** Begin SUPPLIED RECORDS **

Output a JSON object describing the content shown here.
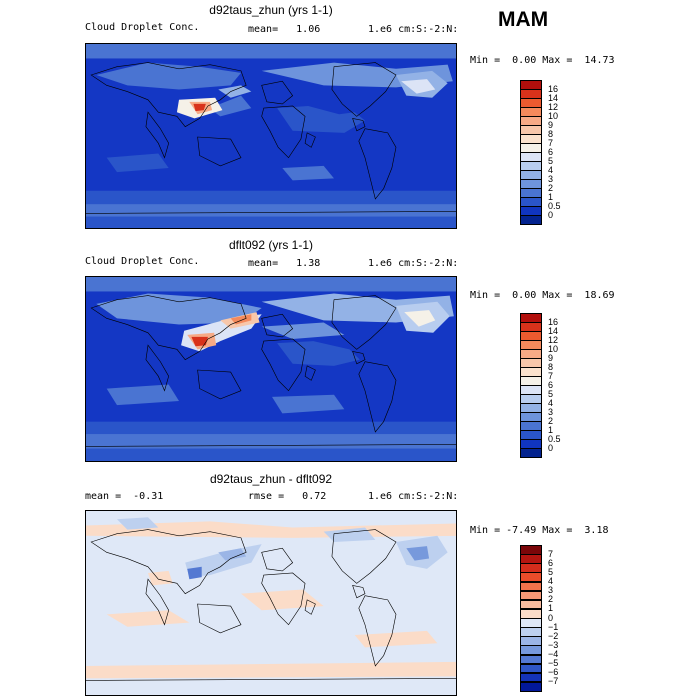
{
  "season": "MAM",
  "chart_data": [
    {
      "type": "heatmap",
      "title": "d92taus_zhun (yrs 1-1)",
      "left_label": "Cloud Droplet Conc.",
      "mean_text": "mean=   1.06",
      "units": "1.e6 cm:S:-2:N:",
      "min": "0.00",
      "max": "14.73",
      "colorbar": {
        "labels": [
          "16",
          "14",
          "12",
          "10",
          "9",
          "8",
          "7",
          "6",
          "5",
          "4",
          "3",
          "2",
          "1",
          "0.5",
          "0"
        ],
        "colors": [
          "#b20f0c",
          "#d8321b",
          "#ec5a2f",
          "#f58a5c",
          "#f7aa86",
          "#f8c7aa",
          "#fbe2cd",
          "#f5f1e8",
          "#dce4f6",
          "#b8cdef",
          "#93b2e6",
          "#6e94dc",
          "#4a74d2",
          "#2a55c9",
          "#1035bf",
          "#03238f"
        ]
      }
    },
    {
      "type": "heatmap",
      "title": "dflt092 (yrs 1-1)",
      "left_label": "Cloud Droplet Conc.",
      "mean_text": "mean=   1.38",
      "units": "1.e6 cm:S:-2:N:",
      "min": "0.00",
      "max": "18.69",
      "colorbar": {
        "labels": [
          "16",
          "14",
          "12",
          "10",
          "9",
          "8",
          "7",
          "6",
          "5",
          "4",
          "3",
          "2",
          "1",
          "0.5",
          "0"
        ],
        "colors": [
          "#b20f0c",
          "#d8321b",
          "#ec5a2f",
          "#f58a5c",
          "#f7aa86",
          "#f8c7aa",
          "#fbe2cd",
          "#f5f1e8",
          "#dce4f6",
          "#b8cdef",
          "#93b2e6",
          "#6e94dc",
          "#4a74d2",
          "#2a55c9",
          "#1035bf",
          "#03238f"
        ]
      }
    },
    {
      "type": "heatmap",
      "title": "d92taus_zhun - dflt092",
      "left_label": "mean =  -0.31",
      "mean_text": "rmse =   0.72",
      "units": "1.e6 cm:S:-2:N:",
      "min": "-7.49",
      "max": "3.18",
      "colorbar": {
        "labels": [
          "7",
          "6",
          "5",
          "4",
          "3",
          "2",
          "1",
          "0",
          "−1",
          "−2",
          "−3",
          "−4",
          "−5",
          "−6",
          "−7"
        ],
        "colors": [
          "#7b0609",
          "#b41510",
          "#d42d1c",
          "#ea4c2a",
          "#f2724b",
          "#f69876",
          "#f8bb9e",
          "#fbdcc8",
          "#dfe8f7",
          "#bdd0ef",
          "#9bb5e6",
          "#7799dc",
          "#5479d2",
          "#2f56c6",
          "#1433b8",
          "#02189a"
        ]
      }
    }
  ]
}
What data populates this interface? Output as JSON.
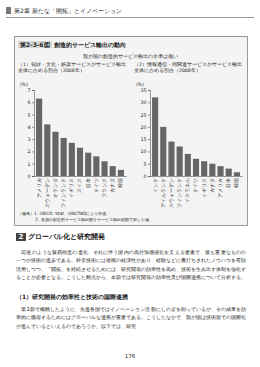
{
  "header": {
    "chapter": "第2章",
    "title": "新たな「開拓」とイノベーション"
  },
  "figure": {
    "number": "第2-3-6図",
    "title": "創造的サービス輸出の動向",
    "subtitle": "我が国の創造的サービス輸出の水準は低い",
    "notes": [
      "（備考）1. OECD. Stat、UNCTADにより作成。",
      "2. 各国の創造的サービス輸出額をサービス輸出総額で除した値。"
    ]
  },
  "chart_data": [
    {
      "type": "bar",
      "title": "（1）知財・文化・娯楽サービスがサービス輸出全体に占める割合（2008年）",
      "ylabel": "(%)",
      "categories": [
        "アメリカ",
        "スウェーデン",
        "オランダ",
        "フィンランド",
        "イギリス",
        "スイス",
        "日本",
        "ドイツ",
        "フランス",
        "カナダ",
        "韓国"
      ],
      "values": [
        6.3,
        4.2,
        3.6,
        3.1,
        2.7,
        2.3,
        1.9,
        1.6,
        1.2,
        0.8,
        0.5
      ],
      "color": "#666666",
      "ylim": [
        0,
        7
      ],
      "yticks": [
        0,
        1,
        2,
        3,
        4,
        5,
        6,
        7
      ],
      "grid": false
    },
    {
      "type": "bar",
      "title": "（2）情報通信・同関連サービスがサービス輸出全体に占める割合（2008年）",
      "ylabel": "(%)",
      "categories": [
        "インド",
        "アイルランド",
        "スウェーデン",
        "フィンランド",
        "イスラエル",
        "ドイツ",
        "イギリス",
        "カナダ",
        "アメリカ",
        "日本",
        "韓国"
      ],
      "values": [
        32,
        20,
        14,
        12,
        9,
        7,
        6,
        5,
        4,
        3,
        1.5
      ],
      "color": "#666666",
      "ylim": [
        0,
        35
      ],
      "yticks": [
        0,
        5,
        10,
        15,
        20,
        25,
        30,
        35
      ],
      "grid": false
    }
  ],
  "section": {
    "number": "2",
    "title": "グローバル化と研究開発",
    "paragraphs": [
      "前述のような貿易構造の進化、それに伴う国内の高付加価値化を支える要素で、最も重要なものの一つが技術の進歩である。科学技術には規模の経済性があり、経験などに裏打ちされたノウハウを有効活用しつつ、「開拓」を持続させるためには、研究開発の効率性を高め、技術を生み出す体制を強化することが必要となる。こうした観点から、本節では研究開発の効率性及び国際連携について分析する。"
    ],
    "subsection": {
      "title": "（1）研究開発の効率性と技術の国際連携",
      "paragraphs": [
        "第1節で概観したように、先進各国ではイノベーション活動にしのぎを削っているが、その成果を効率的に獲得するためにはグローバルな連携が重要である。こうしたなかで、我が国は技術面での国際化が進んでいるといえるのであろうか。以下では、研究"
      ]
    }
  },
  "page_number": "176"
}
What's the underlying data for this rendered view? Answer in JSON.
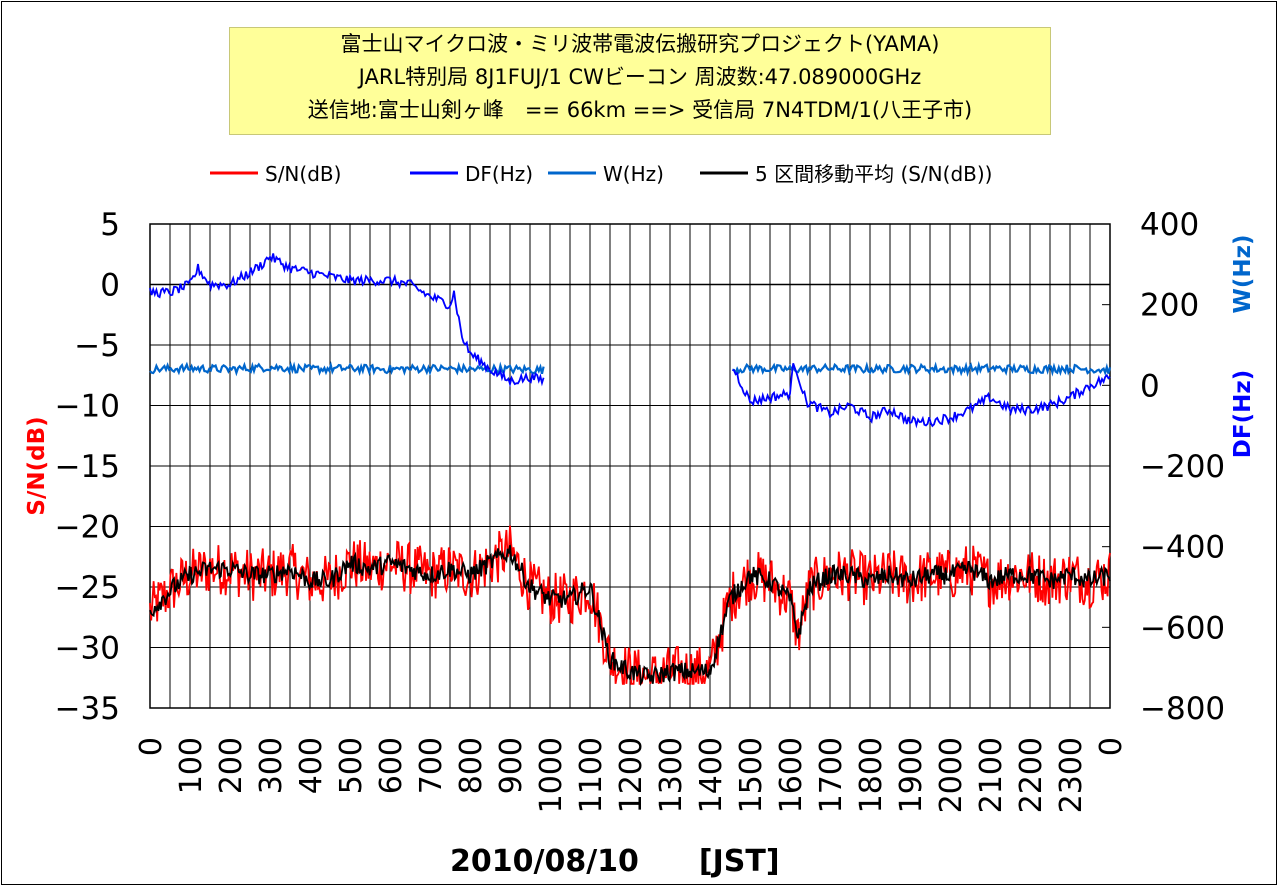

** End SUPPLIED RECORDS **

- TO BE DONE
Omit the pictures, then quote the rest of the material above exactly.

- OUTPUT FOR THIS EXERCISE
Output a JSON object describing the content shown here.
{
  "season": "MAM",
  "chart_data": [
    {
      "type": "heatmap",
      "title": "d92taus_zhun (yrs 1-1)",
      "left_label": "Cloud Droplet Conc.",
      "mean_text": "mean=   1.06",
      "units": "1.e6 cm:S:-2:N:",
      "min": "0.00",
      "max": "14.73",
      "colorbar": {
        "labels": [
          "16",
          "14",
          "12",
          "10",
          "9",
          "8",
          "7",
          "6",
          "5",
          "4",
          "3",
          "2",
          "1",
          "0.5",
          "0"
        ],
        "colors": [
          "#b20f0c",
          "#d8321b",
          "#ec5a2f",
          "#f58a5c",
          "#f7aa86",
          "#f8c7aa",
          "#fbe2cd",
          "#f5f1e8",
          "#dce4f6",
          "#b8cdef",
          "#93b2e6",
          "#6e94dc",
          "#4a74d2",
          "#2a55c9",
          "#1035bf",
          "#03238f"
        ]
      }
    },
    {
      "type": "heatmap",
      "title": "dflt092 (yrs 1-1)",
      "left_label": "Cloud Droplet Conc.",
      "mean_text": "mean=   1.38",
      "units": "1.e6 cm:S:-2:N:",
      "min": "0.00",
      "max": "18.69",
      "colorbar": {
        "labels": [
          "16",
          "14",
          "12",
          "10",
          "9",
          "8",
          "7",
          "6",
          "5",
          "4",
          "3",
          "2",
          "1",
          "0.5",
          "0"
        ],
        "colors": [
          "#b20f0c",
          "#d8321b",
          "#ec5a2f",
          "#f58a5c",
          "#f7aa86",
          "#f8c7aa",
          "#fbe2cd",
          "#f5f1e8",
          "#dce4f6",
          "#b8cdef",
          "#93b2e6",
          "#6e94dc",
          "#4a74d2",
          "#2a55c9",
          "#1035bf",
          "#03238f"
        ]
      }
    },
    {
      "type": "heatmap",
      "title": "d92taus_zhun - dflt092",
      "left_label": "mean =  -0.31",
      "mean_text": "rmse =   0.72",
      "units": "1.e6 cm:S:-2:N:",
      "min": "-7.49",
      "max": "3.18",
      "colorbar": {
        "labels": [
          "7",
          "6",
          "5",
          "4",
          "3",
          "2",
          "1",
          "0",
          "−1",
          "−2",
          "−3",
          "−4",
          "−5",
          "−6",
          "−7"
        ],
        "colors": [
          "#7b0609",
          "#b41510",
          "#d42d1c",
          "#ea4c2a",
          "#f2724b",
          "#f69876",
          "#f8bb9e",
          "#fbdcc8",
          "#dfe8f7",
          "#bdd0ef",
          "#9bb5e6",
          "#7799dc",
          "#5479d2",
          "#2f56c6",
          "#1433b8",
          "#02189a"
        ]
      }
    }
  ]
}
What data populates this interface? Output as JSON.
{
  "header": {
    "chapter": "第2章",
    "title": "新たな「開拓」とイノベーション"
  },
  "figure": {
    "number": "第2-3-6図",
    "title": "創造的サービス輸出の動向",
    "subtitle": "我が国の創造的サービス輸出の水準は低い",
    "notes": [
      "（備考）1. OECD. Stat、UNCTADにより作成。",
      "2. 各国の創造的サービス輸出額をサービス輸出総額で除した値。"
    ]
  },
  "chart_data": [
    {
      "type": "bar",
      "title": "（1）知財・文化・娯楽サービスがサービス輸出全体に占める割合（2008年）",
      "ylabel": "(%)",
      "categories": [
        "アメリカ",
        "スウェーデン",
        "オランダ",
        "フィンランド",
        "イギリス",
        "スイス",
        "日本",
        "ドイツ",
        "フランス",
        "カナダ",
        "韓国"
      ],
      "values": [
        6.3,
        4.2,
        3.6,
        3.1,
        2.7,
        2.3,
        1.9,
        1.6,
        1.2,
        0.8,
        0.5
      ],
      "color": "#666666",
      "ylim": [
        0,
        7
      ],
      "yticks": [
        0,
        1,
        2,
        3,
        4,
        5,
        6,
        7
      ],
      "grid": false
    },
    {
      "type": "bar",
      "title": "（2）情報通信・同関連サービスがサービス輸出全体に占める割合（2008年）",
      "ylabel": "(%)",
      "categories": [
        "インド",
        "アイルランド",
        "スウェーデン",
        "フィンランド",
        "イスラエル",
        "ドイツ",
        "イギリス",
        "カナダ",
        "アメリカ",
        "日本",
        "韓国"
      ],
      "values": [
        32,
        20,
        14,
        12,
        9,
        7,
        6,
        5,
        4,
        3,
        1.5
      ],
      "color": "#666666",
      "ylim": [
        0,
        35
      ],
      "yticks": [
        0,
        5,
        10,
        15,
        20,
        25,
        30,
        35
      ],
      "grid": false
    }
  ],
  "section": {
    "number": "2",
    "title": "グローバル化と研究開発",
    "paragraphs": [
      "前述のような貿易構造の進化、それに伴う国内の高付加価値化を支える要素で、最も重要なものの一つが技術の進歩である。科学技術には規模の経済性があり、経験などに裏打ちされたノウハウを有効活用しつつ、「開拓」を持続させるためには、研究開発の効率性を高め、技術を生み出す体制を強化することが必要となる。こうした観点から、本節では研究開発の効率性及び国際連携について分析する。"
    ],
    "subsection": {
      "title": "（1）研究開発の効率性と技術の国際連携",
      "paragraphs": [
        "第1節で概観したように、先進各国ではイノベーション活動にしのぎを削っているが、その成果を効率的に獲得するためにはグローバルな連携が重要である。こうしたなかで、我が国は技術面での国際化が進んでいるといえるのであろうか。以下では、研究"
      ]
    }
  },
  "page_number": "176"
}
What's the underlying data for this rendered view? Answer in JSON.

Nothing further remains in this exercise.